Records shown
>> begin

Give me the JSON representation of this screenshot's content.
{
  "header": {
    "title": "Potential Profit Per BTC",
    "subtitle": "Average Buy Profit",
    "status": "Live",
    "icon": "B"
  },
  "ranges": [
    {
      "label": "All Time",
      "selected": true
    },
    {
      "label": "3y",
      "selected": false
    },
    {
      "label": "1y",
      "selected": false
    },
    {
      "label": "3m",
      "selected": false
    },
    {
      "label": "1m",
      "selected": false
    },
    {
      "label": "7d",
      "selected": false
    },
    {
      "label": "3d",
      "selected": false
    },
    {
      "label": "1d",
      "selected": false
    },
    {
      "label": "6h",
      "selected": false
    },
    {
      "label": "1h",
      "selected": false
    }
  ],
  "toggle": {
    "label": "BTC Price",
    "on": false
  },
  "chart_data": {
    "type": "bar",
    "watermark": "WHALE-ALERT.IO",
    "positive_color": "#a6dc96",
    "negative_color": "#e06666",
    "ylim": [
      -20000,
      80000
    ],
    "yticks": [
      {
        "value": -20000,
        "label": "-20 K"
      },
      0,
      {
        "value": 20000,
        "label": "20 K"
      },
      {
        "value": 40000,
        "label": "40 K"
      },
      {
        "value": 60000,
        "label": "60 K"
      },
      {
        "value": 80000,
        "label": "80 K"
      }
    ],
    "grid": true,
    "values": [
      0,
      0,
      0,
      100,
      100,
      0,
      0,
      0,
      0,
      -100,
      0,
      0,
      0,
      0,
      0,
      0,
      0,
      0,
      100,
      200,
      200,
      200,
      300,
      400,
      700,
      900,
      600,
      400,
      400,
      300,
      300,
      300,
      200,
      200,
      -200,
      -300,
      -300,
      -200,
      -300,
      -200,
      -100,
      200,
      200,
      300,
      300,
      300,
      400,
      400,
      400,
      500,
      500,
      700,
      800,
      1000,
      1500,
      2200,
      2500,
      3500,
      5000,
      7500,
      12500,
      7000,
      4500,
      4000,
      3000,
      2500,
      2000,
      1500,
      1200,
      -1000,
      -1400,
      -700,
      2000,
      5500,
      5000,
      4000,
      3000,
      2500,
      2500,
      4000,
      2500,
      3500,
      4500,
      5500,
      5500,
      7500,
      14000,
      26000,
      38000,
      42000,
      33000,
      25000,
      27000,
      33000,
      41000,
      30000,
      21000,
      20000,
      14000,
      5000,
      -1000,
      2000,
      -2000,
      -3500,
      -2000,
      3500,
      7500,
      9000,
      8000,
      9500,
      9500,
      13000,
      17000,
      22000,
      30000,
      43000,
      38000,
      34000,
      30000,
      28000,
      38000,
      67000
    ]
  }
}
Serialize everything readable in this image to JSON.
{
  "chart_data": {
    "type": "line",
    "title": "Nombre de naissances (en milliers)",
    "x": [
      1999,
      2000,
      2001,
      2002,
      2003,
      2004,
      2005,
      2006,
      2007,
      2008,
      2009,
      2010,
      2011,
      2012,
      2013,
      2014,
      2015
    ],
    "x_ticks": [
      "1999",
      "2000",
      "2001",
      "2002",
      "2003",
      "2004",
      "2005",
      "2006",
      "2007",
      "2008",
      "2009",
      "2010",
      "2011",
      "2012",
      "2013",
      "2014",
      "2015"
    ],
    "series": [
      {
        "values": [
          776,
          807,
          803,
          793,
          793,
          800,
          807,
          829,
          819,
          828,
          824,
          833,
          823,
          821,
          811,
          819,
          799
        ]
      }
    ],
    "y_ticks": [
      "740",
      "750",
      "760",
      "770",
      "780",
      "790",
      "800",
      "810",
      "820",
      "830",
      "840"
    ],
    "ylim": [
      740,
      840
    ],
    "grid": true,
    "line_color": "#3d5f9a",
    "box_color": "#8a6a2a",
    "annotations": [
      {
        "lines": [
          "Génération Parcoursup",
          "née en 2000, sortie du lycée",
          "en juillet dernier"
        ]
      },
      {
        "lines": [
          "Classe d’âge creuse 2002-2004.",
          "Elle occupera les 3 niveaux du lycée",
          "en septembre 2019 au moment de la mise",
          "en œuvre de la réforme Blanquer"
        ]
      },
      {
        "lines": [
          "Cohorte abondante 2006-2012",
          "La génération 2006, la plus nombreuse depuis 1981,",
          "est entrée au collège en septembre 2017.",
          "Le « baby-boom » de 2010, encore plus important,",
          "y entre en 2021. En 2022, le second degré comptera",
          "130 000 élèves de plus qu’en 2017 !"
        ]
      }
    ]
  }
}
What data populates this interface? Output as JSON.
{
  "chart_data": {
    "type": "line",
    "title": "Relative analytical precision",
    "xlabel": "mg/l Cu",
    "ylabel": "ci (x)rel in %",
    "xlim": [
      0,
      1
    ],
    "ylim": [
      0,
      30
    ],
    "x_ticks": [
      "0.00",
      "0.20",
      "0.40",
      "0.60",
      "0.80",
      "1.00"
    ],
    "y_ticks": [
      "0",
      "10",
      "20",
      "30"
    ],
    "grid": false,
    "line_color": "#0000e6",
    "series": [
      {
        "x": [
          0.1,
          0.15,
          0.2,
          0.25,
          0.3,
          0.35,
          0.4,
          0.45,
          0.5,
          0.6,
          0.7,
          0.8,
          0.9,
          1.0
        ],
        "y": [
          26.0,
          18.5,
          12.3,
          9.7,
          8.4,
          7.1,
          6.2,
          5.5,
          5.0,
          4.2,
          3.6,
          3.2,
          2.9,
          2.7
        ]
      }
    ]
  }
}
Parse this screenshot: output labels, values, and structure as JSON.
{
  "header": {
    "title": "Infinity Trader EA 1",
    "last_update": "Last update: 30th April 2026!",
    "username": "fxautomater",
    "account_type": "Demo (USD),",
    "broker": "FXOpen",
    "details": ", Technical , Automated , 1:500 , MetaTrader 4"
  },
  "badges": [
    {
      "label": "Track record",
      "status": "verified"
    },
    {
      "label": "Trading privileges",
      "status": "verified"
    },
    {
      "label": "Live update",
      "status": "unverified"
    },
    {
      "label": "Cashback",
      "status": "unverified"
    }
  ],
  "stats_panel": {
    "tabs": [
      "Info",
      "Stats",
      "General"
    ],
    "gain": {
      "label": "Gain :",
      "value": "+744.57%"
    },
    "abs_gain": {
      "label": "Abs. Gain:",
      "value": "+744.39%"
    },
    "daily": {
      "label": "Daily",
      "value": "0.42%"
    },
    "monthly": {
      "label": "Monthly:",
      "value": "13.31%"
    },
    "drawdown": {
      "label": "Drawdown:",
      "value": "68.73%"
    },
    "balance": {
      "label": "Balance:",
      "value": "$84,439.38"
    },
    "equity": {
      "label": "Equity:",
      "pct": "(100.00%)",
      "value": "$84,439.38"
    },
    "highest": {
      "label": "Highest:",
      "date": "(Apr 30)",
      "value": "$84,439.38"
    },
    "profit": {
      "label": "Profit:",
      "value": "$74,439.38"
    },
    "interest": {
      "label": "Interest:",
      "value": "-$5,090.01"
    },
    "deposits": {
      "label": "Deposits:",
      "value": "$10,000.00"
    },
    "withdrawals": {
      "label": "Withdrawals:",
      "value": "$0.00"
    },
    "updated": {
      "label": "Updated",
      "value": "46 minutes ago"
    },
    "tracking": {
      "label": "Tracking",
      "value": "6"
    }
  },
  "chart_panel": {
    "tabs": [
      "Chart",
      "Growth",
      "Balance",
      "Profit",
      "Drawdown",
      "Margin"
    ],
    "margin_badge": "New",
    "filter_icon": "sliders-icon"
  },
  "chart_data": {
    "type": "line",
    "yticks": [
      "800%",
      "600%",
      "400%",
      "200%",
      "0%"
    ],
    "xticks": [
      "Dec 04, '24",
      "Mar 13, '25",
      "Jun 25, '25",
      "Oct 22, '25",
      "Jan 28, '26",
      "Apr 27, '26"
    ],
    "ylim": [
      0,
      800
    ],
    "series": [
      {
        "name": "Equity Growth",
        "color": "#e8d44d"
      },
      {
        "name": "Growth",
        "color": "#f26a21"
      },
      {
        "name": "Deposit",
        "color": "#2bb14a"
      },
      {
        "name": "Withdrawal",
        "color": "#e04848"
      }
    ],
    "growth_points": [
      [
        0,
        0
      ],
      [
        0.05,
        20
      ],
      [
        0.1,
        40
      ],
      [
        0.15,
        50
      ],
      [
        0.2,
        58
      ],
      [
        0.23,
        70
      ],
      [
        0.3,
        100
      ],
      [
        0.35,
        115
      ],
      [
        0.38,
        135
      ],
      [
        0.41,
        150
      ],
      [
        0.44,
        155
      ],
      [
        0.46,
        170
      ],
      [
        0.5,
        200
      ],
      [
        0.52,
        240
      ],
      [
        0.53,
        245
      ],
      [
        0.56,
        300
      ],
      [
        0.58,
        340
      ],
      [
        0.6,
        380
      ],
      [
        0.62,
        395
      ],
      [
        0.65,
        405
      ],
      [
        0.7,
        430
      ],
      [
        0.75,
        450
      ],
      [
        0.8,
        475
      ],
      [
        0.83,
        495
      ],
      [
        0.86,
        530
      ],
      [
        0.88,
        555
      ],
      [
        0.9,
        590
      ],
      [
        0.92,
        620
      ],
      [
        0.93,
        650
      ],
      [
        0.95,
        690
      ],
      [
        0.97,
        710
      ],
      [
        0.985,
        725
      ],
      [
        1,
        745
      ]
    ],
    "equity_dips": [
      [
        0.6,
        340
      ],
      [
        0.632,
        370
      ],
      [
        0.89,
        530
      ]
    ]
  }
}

>> end

Required work
Copy out the lines in which the string "plus" appears.

Written answer
          "La génération 2006, la plus nombreuse depuis 1981,",
          "Le « baby-boom » de 2010, encore plus important,",
          "130 000 élèves de plus qu’en 2017 !"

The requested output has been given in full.